Exercise objective: Images are excluded; otherwise, output every record exactly.

Records for this exercise:
★ ★ ★ ★

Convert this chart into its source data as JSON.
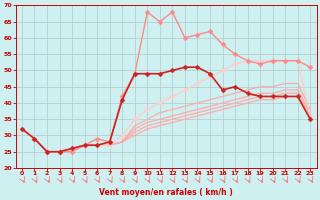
{
  "xlabel": "Vent moyen/en rafales ( km/h )",
  "background_color": "#cff0f0",
  "grid_color": "#b0c8c8",
  "xlim": [
    -0.5,
    23.5
  ],
  "ylim": [
    20,
    70
  ],
  "yticks": [
    20,
    25,
    30,
    35,
    40,
    45,
    50,
    55,
    60,
    65,
    70
  ],
  "xticks": [
    0,
    1,
    2,
    3,
    4,
    5,
    6,
    7,
    8,
    9,
    10,
    11,
    12,
    13,
    14,
    15,
    16,
    17,
    18,
    19,
    20,
    21,
    22,
    23
  ],
  "series": [
    {
      "x": [
        0,
        1,
        2,
        3,
        4,
        5,
        6,
        7,
        8,
        9,
        10,
        11,
        12,
        13,
        14,
        15,
        16,
        17,
        18,
        19,
        20,
        21,
        22,
        23
      ],
      "y": [
        32,
        29,
        25,
        25,
        26,
        27,
        27,
        27,
        28,
        30,
        32,
        33,
        34,
        35,
        36,
        37,
        38,
        39,
        40,
        41,
        41,
        42,
        42,
        35
      ],
      "color": "#ffaaaa",
      "marker": null,
      "linewidth": 0.9,
      "zorder": 2
    },
    {
      "x": [
        0,
        1,
        2,
        3,
        4,
        5,
        6,
        7,
        8,
        9,
        10,
        11,
        12,
        13,
        14,
        15,
        16,
        17,
        18,
        19,
        20,
        21,
        22,
        23
      ],
      "y": [
        32,
        29,
        25,
        25,
        26,
        27,
        27,
        27,
        28,
        31,
        33,
        34,
        35,
        36,
        37,
        38,
        39,
        40,
        41,
        42,
        42,
        43,
        43,
        36
      ],
      "color": "#ffaaaa",
      "marker": null,
      "linewidth": 0.9,
      "zorder": 2
    },
    {
      "x": [
        0,
        1,
        2,
        3,
        4,
        5,
        6,
        7,
        8,
        9,
        10,
        11,
        12,
        13,
        14,
        15,
        16,
        17,
        18,
        19,
        20,
        21,
        22,
        23
      ],
      "y": [
        32,
        29,
        25,
        25,
        26,
        27,
        27,
        27,
        28,
        32,
        34,
        35,
        36,
        37,
        38,
        39,
        40,
        41,
        42,
        43,
        43,
        44,
        44,
        37
      ],
      "color": "#ffaaaa",
      "marker": null,
      "linewidth": 0.9,
      "zorder": 2
    },
    {
      "x": [
        0,
        1,
        2,
        3,
        4,
        5,
        6,
        7,
        8,
        9,
        10,
        11,
        12,
        13,
        14,
        15,
        16,
        17,
        18,
        19,
        20,
        21,
        22,
        23
      ],
      "y": [
        32,
        29,
        25,
        25,
        26,
        27,
        27,
        27,
        28,
        33,
        35,
        37,
        38,
        39,
        40,
        41,
        42,
        43,
        44,
        45,
        45,
        46,
        46,
        38
      ],
      "color": "#ffaaaa",
      "marker": null,
      "linewidth": 0.9,
      "zorder": 2
    },
    {
      "x": [
        0,
        1,
        2,
        3,
        4,
        5,
        6,
        7,
        8,
        9,
        10,
        11,
        12,
        13,
        14,
        15,
        16,
        17,
        18,
        19,
        20,
        21,
        22,
        23
      ],
      "y": [
        32,
        29,
        25,
        25,
        26,
        27,
        27,
        27,
        30,
        35,
        38,
        40,
        42,
        44,
        46,
        48,
        50,
        52,
        53,
        53,
        53,
        53,
        53,
        36
      ],
      "color": "#ffcccc",
      "marker": "D",
      "markersize": 2.5,
      "linewidth": 1.0,
      "zorder": 3
    },
    {
      "x": [
        0,
        1,
        2,
        3,
        4,
        5,
        6,
        7,
        8,
        9,
        10,
        11,
        12,
        13,
        14,
        15,
        16,
        17,
        18,
        19,
        20,
        21,
        22,
        23
      ],
      "y": [
        32,
        29,
        25,
        25,
        26,
        27,
        27,
        28,
        41,
        49,
        49,
        49,
        50,
        51,
        51,
        49,
        44,
        45,
        43,
        42,
        42,
        42,
        42,
        35
      ],
      "color": "#cc2222",
      "marker": "D",
      "markersize": 2.5,
      "linewidth": 1.2,
      "zorder": 4
    },
    {
      "x": [
        1,
        2,
        3,
        4,
        5,
        6,
        7,
        8,
        9,
        10,
        11,
        12,
        13,
        14,
        15,
        16,
        17,
        18,
        19,
        20,
        21,
        22,
        23
      ],
      "y": [
        29,
        25,
        25,
        25,
        27,
        29,
        28,
        42,
        49,
        68,
        65,
        68,
        60,
        61,
        62,
        58,
        55,
        53,
        52,
        53,
        53,
        53,
        51
      ],
      "color": "#ff8888",
      "marker": "D",
      "markersize": 2.5,
      "linewidth": 1.0,
      "zorder": 3
    }
  ],
  "arrow_color": "#ff6666",
  "tick_color": "#cc0000",
  "tick_label_color": "#cc0000",
  "xlabel_color": "#cc0000"
}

★ ★ ★ ★

Output of the exercise:
Convert this chart into its source data as JSON.
{
  "xlabel": "Vent moyen/en rafales ( km/h )",
  "background_color": "#cff0f0",
  "grid_color": "#b0c8c8",
  "xlim": [
    -0.5,
    23.5
  ],
  "ylim": [
    20,
    70
  ],
  "yticks": [
    20,
    25,
    30,
    35,
    40,
    45,
    50,
    55,
    60,
    65,
    70
  ],
  "xticks": [
    0,
    1,
    2,
    3,
    4,
    5,
    6,
    7,
    8,
    9,
    10,
    11,
    12,
    13,
    14,
    15,
    16,
    17,
    18,
    19,
    20,
    21,
    22,
    23
  ],
  "series": [
    {
      "x": [
        0,
        1,
        2,
        3,
        4,
        5,
        6,
        7,
        8,
        9,
        10,
        11,
        12,
        13,
        14,
        15,
        16,
        17,
        18,
        19,
        20,
        21,
        22,
        23
      ],
      "y": [
        32,
        29,
        25,
        25,
        26,
        27,
        27,
        27,
        28,
        30,
        32,
        33,
        34,
        35,
        36,
        37,
        38,
        39,
        40,
        41,
        41,
        42,
        42,
        35
      ],
      "color": "#ffaaaa",
      "marker": null,
      "linewidth": 0.9,
      "zorder": 2
    },
    {
      "x": [
        0,
        1,
        2,
        3,
        4,
        5,
        6,
        7,
        8,
        9,
        10,
        11,
        12,
        13,
        14,
        15,
        16,
        17,
        18,
        19,
        20,
        21,
        22,
        23
      ],
      "y": [
        32,
        29,
        25,
        25,
        26,
        27,
        27,
        27,
        28,
        31,
        33,
        34,
        35,
        36,
        37,
        38,
        39,
        40,
        41,
        42,
        42,
        43,
        43,
        36
      ],
      "color": "#ffaaaa",
      "marker": null,
      "linewidth": 0.9,
      "zorder": 2
    },
    {
      "x": [
        0,
        1,
        2,
        3,
        4,
        5,
        6,
        7,
        8,
        9,
        10,
        11,
        12,
        13,
        14,
        15,
        16,
        17,
        18,
        19,
        20,
        21,
        22,
        23
      ],
      "y": [
        32,
        29,
        25,
        25,
        26,
        27,
        27,
        27,
        28,
        32,
        34,
        35,
        36,
        37,
        38,
        39,
        40,
        41,
        42,
        43,
        43,
        44,
        44,
        37
      ],
      "color": "#ffaaaa",
      "marker": null,
      "linewidth": 0.9,
      "zorder": 2
    },
    {
      "x": [
        0,
        1,
        2,
        3,
        4,
        5,
        6,
        7,
        8,
        9,
        10,
        11,
        12,
        13,
        14,
        15,
        16,
        17,
        18,
        19,
        20,
        21,
        22,
        23
      ],
      "y": [
        32,
        29,
        25,
        25,
        26,
        27,
        27,
        27,
        28,
        33,
        35,
        37,
        38,
        39,
        40,
        41,
        42,
        43,
        44,
        45,
        45,
        46,
        46,
        38
      ],
      "color": "#ffaaaa",
      "marker": null,
      "linewidth": 0.9,
      "zorder": 2
    },
    {
      "x": [
        0,
        1,
        2,
        3,
        4,
        5,
        6,
        7,
        8,
        9,
        10,
        11,
        12,
        13,
        14,
        15,
        16,
        17,
        18,
        19,
        20,
        21,
        22,
        23
      ],
      "y": [
        32,
        29,
        25,
        25,
        26,
        27,
        27,
        27,
        30,
        35,
        38,
        40,
        42,
        44,
        46,
        48,
        50,
        52,
        53,
        53,
        53,
        53,
        53,
        36
      ],
      "color": "#ffcccc",
      "marker": "D",
      "markersize": 2.5,
      "linewidth": 1.0,
      "zorder": 3
    },
    {
      "x": [
        0,
        1,
        2,
        3,
        4,
        5,
        6,
        7,
        8,
        9,
        10,
        11,
        12,
        13,
        14,
        15,
        16,
        17,
        18,
        19,
        20,
        21,
        22,
        23
      ],
      "y": [
        32,
        29,
        25,
        25,
        26,
        27,
        27,
        28,
        41,
        49,
        49,
        49,
        50,
        51,
        51,
        49,
        44,
        45,
        43,
        42,
        42,
        42,
        42,
        35
      ],
      "color": "#cc2222",
      "marker": "D",
      "markersize": 2.5,
      "linewidth": 1.2,
      "zorder": 4
    },
    {
      "x": [
        1,
        2,
        3,
        4,
        5,
        6,
        7,
        8,
        9,
        10,
        11,
        12,
        13,
        14,
        15,
        16,
        17,
        18,
        19,
        20,
        21,
        22,
        23
      ],
      "y": [
        29,
        25,
        25,
        25,
        27,
        29,
        28,
        42,
        49,
        68,
        65,
        68,
        60,
        61,
        62,
        58,
        55,
        53,
        52,
        53,
        53,
        53,
        51
      ],
      "color": "#ff8888",
      "marker": "D",
      "markersize": 2.5,
      "linewidth": 1.0,
      "zorder": 3
    }
  ],
  "arrow_color": "#ff6666",
  "tick_color": "#cc0000",
  "tick_label_color": "#cc0000",
  "xlabel_color": "#cc0000"
}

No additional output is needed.